--- start Records shown ---
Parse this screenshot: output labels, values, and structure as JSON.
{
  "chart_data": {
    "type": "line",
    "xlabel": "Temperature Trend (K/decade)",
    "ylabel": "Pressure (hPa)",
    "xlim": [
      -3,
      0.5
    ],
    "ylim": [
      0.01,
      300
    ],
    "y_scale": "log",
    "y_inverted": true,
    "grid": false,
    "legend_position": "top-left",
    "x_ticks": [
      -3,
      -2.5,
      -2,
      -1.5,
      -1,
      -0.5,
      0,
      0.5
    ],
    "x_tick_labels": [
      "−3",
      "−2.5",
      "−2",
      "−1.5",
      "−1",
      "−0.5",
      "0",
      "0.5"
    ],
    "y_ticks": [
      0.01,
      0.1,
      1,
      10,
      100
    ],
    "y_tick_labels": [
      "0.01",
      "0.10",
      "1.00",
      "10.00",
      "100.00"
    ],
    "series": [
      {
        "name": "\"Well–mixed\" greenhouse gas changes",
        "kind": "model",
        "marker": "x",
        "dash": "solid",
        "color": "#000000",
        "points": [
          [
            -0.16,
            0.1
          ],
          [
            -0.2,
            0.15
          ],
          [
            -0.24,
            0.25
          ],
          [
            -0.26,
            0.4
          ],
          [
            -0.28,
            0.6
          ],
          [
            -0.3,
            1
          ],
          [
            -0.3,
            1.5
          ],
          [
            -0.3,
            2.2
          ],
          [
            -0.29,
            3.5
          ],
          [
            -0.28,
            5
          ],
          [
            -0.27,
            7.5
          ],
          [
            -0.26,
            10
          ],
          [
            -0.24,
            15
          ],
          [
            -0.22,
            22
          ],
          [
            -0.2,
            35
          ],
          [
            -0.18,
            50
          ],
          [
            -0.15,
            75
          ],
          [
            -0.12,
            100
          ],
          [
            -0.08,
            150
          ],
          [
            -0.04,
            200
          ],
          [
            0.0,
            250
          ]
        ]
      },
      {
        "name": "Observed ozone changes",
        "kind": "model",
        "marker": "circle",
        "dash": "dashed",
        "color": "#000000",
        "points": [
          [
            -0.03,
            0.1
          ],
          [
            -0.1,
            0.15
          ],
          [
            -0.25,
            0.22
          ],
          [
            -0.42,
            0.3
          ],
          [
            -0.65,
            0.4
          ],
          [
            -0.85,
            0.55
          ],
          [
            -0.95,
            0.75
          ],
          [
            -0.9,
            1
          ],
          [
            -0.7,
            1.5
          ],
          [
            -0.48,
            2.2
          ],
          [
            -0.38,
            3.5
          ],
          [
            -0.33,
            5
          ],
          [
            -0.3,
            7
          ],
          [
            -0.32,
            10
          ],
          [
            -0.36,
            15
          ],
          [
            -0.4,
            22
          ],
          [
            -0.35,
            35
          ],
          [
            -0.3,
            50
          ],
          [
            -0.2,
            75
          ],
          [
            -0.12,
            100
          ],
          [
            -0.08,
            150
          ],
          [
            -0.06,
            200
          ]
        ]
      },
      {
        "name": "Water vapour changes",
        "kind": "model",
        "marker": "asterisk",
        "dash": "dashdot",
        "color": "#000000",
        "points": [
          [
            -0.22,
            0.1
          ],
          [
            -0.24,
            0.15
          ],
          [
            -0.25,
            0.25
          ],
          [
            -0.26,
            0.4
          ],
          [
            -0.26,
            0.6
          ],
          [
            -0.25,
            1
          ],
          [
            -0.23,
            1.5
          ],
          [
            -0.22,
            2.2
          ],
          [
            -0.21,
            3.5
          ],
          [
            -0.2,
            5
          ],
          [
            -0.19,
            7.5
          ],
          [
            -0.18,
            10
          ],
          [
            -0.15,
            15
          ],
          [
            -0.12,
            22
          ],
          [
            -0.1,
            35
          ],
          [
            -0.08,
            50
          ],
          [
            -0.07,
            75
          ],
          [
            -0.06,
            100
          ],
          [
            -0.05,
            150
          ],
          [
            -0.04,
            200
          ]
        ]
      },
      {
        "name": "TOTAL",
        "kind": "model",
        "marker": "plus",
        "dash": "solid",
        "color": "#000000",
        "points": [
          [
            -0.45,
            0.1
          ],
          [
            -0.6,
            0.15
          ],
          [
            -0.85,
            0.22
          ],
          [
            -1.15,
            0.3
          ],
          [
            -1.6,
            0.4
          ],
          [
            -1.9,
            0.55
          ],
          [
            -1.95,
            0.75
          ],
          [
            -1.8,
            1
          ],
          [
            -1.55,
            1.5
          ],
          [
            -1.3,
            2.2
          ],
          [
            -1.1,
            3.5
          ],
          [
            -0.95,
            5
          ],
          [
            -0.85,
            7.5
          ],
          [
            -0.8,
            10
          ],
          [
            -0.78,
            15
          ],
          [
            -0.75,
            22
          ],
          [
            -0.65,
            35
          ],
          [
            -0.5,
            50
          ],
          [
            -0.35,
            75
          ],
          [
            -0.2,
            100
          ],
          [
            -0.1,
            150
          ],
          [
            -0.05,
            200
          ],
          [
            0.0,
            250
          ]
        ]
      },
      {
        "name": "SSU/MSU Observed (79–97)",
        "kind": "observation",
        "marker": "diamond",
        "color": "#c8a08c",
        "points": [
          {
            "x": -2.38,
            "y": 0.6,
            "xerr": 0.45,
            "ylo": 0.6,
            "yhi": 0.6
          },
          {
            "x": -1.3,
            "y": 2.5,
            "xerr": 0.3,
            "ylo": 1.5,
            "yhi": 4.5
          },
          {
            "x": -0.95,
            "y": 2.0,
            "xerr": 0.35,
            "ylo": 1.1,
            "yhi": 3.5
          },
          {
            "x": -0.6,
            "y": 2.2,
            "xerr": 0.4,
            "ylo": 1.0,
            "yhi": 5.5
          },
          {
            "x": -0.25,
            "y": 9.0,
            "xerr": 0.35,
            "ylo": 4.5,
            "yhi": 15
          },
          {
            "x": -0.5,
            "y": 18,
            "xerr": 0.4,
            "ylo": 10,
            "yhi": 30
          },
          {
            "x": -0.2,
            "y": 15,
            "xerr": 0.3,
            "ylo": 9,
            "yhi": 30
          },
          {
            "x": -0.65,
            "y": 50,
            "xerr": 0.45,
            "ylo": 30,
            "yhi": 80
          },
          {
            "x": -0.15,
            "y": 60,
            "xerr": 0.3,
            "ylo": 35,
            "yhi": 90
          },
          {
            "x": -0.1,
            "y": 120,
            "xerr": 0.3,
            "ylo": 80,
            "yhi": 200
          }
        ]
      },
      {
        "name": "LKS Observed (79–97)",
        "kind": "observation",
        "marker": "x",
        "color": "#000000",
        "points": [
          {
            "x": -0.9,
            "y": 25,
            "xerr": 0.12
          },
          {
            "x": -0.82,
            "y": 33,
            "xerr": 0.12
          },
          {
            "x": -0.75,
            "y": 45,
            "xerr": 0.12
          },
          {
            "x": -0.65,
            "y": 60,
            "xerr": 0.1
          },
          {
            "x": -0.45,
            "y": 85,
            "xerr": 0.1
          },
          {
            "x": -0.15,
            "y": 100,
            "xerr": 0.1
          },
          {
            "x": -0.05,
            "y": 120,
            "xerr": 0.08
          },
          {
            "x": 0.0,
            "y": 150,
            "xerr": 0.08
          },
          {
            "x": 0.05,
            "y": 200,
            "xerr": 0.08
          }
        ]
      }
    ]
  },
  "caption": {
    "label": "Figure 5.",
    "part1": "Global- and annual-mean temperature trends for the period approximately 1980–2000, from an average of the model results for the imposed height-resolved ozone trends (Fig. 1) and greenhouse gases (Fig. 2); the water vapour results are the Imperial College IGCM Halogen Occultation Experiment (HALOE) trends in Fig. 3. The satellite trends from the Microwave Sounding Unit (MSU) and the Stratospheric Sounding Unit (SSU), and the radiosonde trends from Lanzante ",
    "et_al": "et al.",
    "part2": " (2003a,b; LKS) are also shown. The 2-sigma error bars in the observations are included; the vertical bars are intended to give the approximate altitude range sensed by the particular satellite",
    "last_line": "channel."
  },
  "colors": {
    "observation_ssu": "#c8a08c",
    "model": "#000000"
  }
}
--- end Records shown ---
> Brief
Using the records above, select and copy every line that has the word "satellite".

> Task response
    "part1": "Global- and annual-mean temperature trends for the period approximately 1980–2000, from an average of the model results for the imposed height-resolved ozone trends (Fig. 1) and greenhouse gases (Fig. 2); the water vapour results are the Imperial College IGCM Halogen Occultation Experiment (HALOE) trends in Fig. 3. The satellite trends from the Microwave Sounding Unit (MSU) and the Stratospheric Sounding Unit (SSU), and the radiosonde trends from Lanzante ",
    "part2": " (2003a,b; LKS) are also shown. The 2-sigma error bars in the observations are included; the vertical bars are intended to give the approximate altitude range sensed by the particular satellite",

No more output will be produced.